# Materials provided start

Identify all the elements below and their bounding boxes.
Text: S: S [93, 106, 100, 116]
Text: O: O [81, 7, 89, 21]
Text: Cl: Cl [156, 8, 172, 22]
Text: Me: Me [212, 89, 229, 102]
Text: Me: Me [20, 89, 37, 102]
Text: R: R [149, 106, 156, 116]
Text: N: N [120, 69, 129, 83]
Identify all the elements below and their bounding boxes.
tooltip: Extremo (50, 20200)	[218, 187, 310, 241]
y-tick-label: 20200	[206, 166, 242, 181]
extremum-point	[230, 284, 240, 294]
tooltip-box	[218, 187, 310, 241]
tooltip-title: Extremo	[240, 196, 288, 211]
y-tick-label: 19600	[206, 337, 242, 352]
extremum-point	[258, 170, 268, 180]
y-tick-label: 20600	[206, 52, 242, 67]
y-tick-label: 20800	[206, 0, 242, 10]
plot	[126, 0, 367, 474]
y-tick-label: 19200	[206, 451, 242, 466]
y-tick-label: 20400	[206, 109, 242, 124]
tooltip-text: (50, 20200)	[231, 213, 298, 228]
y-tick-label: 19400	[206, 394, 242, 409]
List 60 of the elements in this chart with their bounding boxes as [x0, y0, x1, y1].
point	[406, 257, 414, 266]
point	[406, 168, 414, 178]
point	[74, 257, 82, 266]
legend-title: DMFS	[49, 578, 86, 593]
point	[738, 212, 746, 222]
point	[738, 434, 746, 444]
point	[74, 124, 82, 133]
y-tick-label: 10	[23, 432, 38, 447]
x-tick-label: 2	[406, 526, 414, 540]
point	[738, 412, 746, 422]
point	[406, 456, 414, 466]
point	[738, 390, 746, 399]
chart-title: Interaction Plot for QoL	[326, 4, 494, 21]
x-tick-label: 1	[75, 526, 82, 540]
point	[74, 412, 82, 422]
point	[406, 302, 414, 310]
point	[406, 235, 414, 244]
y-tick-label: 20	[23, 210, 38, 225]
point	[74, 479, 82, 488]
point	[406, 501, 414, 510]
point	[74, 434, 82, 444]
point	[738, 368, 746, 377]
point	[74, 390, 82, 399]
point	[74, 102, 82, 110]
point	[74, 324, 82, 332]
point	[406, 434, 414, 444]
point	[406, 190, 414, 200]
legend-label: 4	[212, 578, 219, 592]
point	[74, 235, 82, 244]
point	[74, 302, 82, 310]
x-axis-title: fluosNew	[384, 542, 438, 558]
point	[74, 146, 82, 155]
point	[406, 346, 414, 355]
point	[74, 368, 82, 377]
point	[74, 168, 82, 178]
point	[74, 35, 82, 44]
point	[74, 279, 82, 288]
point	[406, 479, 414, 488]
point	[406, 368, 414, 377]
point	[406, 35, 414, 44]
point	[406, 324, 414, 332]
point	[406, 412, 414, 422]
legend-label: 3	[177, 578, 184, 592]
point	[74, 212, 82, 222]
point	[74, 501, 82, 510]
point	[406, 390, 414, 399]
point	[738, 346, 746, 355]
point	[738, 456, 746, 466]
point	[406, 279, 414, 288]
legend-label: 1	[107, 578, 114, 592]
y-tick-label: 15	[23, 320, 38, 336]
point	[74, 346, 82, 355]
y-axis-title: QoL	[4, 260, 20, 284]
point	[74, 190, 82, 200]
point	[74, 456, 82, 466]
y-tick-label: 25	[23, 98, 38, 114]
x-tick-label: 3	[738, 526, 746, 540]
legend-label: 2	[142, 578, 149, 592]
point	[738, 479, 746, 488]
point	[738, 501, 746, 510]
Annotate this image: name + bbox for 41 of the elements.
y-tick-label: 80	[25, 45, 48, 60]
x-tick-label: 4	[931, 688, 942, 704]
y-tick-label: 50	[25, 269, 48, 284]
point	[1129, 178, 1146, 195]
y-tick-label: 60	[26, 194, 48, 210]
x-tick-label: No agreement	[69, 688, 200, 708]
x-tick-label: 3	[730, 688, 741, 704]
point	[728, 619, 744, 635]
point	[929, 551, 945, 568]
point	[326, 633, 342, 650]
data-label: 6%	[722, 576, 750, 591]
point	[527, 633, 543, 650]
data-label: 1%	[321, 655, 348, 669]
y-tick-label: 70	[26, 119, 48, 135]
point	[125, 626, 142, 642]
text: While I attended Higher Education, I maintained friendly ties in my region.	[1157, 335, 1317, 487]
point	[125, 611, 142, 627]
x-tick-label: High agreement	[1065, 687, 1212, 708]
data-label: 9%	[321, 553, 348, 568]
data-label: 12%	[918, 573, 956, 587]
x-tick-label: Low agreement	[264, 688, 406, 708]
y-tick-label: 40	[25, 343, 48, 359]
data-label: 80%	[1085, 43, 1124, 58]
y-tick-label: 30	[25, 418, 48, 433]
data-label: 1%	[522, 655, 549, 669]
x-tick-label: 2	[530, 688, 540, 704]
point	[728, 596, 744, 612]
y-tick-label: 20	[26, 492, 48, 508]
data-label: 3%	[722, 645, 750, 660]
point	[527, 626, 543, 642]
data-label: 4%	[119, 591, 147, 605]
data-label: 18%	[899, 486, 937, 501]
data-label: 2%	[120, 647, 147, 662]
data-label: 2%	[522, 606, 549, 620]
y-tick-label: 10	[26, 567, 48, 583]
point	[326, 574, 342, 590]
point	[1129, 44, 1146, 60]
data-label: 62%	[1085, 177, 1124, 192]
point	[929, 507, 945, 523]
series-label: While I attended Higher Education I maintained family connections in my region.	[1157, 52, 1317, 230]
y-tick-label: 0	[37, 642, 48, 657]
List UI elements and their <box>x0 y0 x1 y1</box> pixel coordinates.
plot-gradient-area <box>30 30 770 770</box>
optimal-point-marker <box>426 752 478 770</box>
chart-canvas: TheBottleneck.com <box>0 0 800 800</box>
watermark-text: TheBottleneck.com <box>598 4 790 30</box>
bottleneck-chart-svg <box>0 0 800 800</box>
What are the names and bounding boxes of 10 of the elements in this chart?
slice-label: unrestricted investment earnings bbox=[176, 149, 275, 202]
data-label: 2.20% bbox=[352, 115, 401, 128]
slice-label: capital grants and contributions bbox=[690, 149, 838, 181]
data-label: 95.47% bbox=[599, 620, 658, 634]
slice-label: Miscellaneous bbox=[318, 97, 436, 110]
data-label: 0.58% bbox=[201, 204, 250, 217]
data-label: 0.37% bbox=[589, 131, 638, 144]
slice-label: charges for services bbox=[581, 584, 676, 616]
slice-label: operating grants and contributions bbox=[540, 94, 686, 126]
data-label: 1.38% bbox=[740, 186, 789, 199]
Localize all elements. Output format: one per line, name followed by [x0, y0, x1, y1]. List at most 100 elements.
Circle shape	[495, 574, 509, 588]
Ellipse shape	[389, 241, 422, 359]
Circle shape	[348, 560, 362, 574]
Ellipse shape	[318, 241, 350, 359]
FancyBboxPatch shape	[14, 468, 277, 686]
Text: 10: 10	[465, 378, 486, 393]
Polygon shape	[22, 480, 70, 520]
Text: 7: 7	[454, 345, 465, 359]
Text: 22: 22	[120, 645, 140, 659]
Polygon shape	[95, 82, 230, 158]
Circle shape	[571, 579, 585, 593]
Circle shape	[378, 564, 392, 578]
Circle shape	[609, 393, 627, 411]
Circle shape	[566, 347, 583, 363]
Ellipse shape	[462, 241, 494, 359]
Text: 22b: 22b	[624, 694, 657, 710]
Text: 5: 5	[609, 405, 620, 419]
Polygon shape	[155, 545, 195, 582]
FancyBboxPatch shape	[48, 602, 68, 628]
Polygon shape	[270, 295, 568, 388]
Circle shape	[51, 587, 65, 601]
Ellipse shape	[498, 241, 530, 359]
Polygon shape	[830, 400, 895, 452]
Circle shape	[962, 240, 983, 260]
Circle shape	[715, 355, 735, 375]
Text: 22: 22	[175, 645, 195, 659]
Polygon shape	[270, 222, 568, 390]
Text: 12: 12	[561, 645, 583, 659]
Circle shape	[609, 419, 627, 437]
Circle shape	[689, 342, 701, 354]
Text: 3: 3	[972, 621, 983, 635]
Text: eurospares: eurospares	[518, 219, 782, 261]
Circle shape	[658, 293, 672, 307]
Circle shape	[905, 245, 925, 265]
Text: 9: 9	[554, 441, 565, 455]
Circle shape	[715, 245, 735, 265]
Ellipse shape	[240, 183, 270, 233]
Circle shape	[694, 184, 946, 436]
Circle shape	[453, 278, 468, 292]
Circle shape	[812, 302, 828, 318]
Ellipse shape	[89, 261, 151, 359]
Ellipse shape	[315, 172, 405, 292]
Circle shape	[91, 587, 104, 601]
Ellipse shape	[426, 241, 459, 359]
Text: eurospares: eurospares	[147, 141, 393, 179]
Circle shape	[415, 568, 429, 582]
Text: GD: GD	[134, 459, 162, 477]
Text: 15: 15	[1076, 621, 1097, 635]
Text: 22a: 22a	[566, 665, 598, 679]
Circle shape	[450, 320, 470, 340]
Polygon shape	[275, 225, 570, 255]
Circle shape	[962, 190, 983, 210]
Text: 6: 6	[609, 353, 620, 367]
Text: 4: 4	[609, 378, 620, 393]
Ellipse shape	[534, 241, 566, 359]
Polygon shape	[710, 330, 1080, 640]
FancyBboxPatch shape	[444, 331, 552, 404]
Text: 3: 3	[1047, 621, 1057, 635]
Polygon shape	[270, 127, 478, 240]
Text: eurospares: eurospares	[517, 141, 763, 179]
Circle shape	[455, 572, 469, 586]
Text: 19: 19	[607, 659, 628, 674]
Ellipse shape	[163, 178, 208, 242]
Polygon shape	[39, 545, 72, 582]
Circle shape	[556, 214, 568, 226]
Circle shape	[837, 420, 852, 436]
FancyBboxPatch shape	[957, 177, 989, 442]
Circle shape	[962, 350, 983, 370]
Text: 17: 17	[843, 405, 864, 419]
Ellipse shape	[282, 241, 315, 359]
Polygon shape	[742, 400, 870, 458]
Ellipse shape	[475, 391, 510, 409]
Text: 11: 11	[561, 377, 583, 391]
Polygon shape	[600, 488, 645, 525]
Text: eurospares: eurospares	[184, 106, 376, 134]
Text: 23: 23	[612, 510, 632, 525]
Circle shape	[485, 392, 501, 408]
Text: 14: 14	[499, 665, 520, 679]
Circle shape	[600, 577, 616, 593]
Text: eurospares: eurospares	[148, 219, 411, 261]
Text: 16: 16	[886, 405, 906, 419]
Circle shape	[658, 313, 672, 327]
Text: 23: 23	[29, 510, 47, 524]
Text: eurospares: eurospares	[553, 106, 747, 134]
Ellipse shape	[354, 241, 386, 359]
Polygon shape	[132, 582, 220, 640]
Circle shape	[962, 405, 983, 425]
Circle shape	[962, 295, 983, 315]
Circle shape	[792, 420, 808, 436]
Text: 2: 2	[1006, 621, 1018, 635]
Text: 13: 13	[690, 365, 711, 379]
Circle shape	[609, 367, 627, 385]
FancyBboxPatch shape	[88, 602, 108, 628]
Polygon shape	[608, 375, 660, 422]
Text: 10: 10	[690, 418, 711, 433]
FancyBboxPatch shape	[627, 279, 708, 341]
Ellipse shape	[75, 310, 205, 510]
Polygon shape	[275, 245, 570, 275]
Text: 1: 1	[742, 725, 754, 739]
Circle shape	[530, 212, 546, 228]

# Materials provided end

▸ Given task: Put every line of the data, from the first one down through the line that contains "109, 242, 124]", into a Markdown table with a Row column that numbers each row and a Data line column that holds the line itself. Skip any blank lines.

▸ Output below:
| Row | Data line |
|---|---|
| 1 | Identify all the elements below and their bounding boxes. |
| 2 | Text: S: S [93, 106, 100, 116] |
| 3 | Text: O: O [81, 7, 89, 21] |
| 4 | Text: Cl: Cl [156, 8, 172, 22] |
| 5 | Text: Me: Me [212, 89, 229, 102] |
| 6 | Text: Me: Me [20, 89, 37, 102] |
| 7 | Text: R: R [149, 106, 156, 116] |
| 8 | Text: N: N [120, 69, 129, 83] |
| 9 | Identify all the elements below and their bounding boxes. |
| 10 | tooltip: Extremo (50, 20200)	[218, 187, 310, 241] |
| 11 | y-tick-label: 20200	[206, 166, 242, 181] |
| 12 | extremum-point	[230, 284, 240, 294] |
| 13 | tooltip-box	[218, 187, 310, 241] |
| 14 | tooltip-title: Extremo	[240, 196, 288, 211] |
| 15 | y-tick-label: 19600	[206, 337, 242, 352] |
| 16 | extremum-point	[258, 170, 268, 180] |
| 17 | y-tick-label: 20600	[206, 52, 242, 67] |
| 18 | y-tick-label: 20800	[206, 0, 242, 10] |
| 19 | plot	[126, 0, 367, 474] |
| 20 | y-tick-label: 19200	[206, 451, 242, 466] |
| 21 | y-tick-label: 20400	[206, 109, 242, 124] |